====== Dataset excerpts

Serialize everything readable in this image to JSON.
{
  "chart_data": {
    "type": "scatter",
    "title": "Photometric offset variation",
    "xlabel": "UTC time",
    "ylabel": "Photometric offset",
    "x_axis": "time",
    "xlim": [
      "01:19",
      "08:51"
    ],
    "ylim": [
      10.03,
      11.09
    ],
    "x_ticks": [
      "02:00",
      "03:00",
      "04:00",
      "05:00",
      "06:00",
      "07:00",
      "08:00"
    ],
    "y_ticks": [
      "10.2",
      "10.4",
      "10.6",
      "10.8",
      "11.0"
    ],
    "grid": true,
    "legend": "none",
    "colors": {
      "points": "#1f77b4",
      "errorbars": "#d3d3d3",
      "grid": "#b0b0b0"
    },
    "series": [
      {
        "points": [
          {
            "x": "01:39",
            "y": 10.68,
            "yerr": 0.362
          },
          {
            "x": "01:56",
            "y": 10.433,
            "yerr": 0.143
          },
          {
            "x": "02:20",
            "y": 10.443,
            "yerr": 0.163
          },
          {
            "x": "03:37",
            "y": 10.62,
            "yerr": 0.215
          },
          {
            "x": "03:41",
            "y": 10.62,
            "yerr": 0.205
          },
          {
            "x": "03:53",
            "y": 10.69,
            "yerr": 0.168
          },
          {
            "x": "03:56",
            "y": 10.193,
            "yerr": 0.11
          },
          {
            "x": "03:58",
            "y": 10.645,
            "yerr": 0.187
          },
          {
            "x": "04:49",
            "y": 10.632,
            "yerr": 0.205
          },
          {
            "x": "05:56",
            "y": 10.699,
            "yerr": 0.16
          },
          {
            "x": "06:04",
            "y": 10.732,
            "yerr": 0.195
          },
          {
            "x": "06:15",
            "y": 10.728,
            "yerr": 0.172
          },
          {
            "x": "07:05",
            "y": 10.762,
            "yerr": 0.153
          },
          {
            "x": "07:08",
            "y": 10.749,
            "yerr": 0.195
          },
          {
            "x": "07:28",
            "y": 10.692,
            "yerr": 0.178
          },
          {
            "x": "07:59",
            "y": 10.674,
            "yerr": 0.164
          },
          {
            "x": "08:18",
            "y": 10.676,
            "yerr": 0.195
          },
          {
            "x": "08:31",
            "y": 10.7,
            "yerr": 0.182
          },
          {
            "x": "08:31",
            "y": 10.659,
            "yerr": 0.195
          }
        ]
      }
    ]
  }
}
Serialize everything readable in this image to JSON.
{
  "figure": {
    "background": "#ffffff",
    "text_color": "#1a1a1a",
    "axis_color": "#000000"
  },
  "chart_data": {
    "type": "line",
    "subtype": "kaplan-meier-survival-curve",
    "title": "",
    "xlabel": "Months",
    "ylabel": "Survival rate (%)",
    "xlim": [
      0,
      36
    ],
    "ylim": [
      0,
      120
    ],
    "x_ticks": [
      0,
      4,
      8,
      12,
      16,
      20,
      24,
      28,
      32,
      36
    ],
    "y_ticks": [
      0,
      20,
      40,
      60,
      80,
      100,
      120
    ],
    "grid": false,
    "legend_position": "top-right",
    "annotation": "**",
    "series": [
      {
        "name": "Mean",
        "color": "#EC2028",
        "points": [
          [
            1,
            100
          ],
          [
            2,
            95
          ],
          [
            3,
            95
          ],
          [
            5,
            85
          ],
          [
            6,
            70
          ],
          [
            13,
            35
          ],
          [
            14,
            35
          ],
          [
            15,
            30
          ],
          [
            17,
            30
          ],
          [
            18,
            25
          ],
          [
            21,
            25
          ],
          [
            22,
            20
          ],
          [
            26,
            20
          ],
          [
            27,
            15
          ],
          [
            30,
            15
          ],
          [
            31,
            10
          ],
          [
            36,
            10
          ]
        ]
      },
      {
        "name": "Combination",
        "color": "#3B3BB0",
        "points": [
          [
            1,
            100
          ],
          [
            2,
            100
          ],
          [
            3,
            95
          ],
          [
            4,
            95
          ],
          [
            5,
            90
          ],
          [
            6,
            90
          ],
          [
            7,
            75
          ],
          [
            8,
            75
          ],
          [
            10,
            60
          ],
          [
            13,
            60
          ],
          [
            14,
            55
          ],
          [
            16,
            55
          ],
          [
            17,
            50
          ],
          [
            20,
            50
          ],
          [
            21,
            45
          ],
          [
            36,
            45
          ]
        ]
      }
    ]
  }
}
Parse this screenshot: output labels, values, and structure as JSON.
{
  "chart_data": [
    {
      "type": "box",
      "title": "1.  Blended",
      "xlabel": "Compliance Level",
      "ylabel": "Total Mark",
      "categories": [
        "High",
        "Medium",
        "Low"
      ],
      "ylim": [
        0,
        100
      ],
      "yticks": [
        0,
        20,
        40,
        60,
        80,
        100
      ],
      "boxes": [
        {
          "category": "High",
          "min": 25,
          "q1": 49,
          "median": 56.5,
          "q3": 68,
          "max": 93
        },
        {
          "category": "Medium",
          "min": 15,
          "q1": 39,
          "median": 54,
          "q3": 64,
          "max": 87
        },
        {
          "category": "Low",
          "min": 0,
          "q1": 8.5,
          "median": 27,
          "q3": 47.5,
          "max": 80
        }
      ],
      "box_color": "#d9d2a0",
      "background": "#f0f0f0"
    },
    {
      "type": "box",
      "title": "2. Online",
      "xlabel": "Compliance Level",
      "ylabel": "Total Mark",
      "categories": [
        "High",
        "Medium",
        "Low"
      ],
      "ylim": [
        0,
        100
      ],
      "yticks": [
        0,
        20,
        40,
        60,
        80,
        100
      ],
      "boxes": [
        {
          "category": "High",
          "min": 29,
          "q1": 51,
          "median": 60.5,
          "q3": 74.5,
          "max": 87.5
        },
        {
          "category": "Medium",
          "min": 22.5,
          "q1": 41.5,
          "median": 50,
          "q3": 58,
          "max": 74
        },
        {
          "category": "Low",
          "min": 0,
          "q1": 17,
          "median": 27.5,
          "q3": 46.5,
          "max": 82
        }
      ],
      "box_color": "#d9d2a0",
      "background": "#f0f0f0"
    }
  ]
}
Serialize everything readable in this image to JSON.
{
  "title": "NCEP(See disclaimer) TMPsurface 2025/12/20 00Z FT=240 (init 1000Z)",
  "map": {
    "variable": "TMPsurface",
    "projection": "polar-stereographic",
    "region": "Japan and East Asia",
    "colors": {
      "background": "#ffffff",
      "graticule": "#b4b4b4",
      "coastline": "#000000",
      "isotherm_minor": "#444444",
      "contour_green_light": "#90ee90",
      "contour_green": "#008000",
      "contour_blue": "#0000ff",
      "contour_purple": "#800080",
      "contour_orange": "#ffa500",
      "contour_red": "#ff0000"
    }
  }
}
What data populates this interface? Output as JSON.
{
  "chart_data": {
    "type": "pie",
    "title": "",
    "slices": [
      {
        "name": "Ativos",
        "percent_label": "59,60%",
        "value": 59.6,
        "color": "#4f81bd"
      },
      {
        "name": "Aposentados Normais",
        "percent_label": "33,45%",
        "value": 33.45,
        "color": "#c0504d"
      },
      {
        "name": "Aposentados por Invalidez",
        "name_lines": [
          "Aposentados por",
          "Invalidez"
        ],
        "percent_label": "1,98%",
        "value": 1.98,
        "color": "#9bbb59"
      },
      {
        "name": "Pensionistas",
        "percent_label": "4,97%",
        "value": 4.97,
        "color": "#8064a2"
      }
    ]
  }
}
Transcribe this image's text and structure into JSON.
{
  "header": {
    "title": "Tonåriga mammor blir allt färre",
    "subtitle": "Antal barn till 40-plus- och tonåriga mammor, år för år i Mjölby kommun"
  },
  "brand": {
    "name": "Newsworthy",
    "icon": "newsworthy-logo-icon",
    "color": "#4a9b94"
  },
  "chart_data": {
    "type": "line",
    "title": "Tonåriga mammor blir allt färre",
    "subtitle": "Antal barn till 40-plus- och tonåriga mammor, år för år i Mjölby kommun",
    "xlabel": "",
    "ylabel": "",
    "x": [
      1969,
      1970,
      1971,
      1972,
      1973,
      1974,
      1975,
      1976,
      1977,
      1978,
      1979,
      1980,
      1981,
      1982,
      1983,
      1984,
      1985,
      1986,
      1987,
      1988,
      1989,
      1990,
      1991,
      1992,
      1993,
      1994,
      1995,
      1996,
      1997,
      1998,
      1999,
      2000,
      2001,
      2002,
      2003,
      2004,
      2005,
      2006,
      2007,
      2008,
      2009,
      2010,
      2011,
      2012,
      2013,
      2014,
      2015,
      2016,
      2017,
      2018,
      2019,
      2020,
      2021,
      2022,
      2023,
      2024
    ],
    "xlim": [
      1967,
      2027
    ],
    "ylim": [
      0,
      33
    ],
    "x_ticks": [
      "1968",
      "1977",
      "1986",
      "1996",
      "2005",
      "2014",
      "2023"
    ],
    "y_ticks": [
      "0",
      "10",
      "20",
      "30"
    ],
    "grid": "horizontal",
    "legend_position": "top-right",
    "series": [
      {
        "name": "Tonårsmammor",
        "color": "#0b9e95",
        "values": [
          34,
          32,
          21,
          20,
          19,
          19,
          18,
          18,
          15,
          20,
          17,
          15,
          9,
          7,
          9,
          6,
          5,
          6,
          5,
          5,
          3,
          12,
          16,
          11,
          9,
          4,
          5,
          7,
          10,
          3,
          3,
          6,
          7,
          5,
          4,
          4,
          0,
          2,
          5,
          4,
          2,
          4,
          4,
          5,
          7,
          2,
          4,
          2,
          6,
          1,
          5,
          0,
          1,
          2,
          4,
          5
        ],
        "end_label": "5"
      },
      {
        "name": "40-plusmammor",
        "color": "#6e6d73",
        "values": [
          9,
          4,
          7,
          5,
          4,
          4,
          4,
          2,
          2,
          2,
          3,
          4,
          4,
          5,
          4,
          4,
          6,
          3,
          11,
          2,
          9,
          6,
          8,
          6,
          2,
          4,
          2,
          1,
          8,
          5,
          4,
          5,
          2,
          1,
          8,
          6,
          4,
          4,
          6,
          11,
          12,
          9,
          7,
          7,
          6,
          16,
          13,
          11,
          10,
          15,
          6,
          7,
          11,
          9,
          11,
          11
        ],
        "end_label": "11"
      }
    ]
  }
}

============

→ **Exercise brief**
Go through the records above, find every line with the word "ylabel", and list those lines.

→ **Solution for this problem**
    "ylabel": "Photometric offset",
    "ylabel": "Survival rate (%)",
      "ylabel": "Total Mark",
      "ylabel": "Total Mark",
    "ylabel": "",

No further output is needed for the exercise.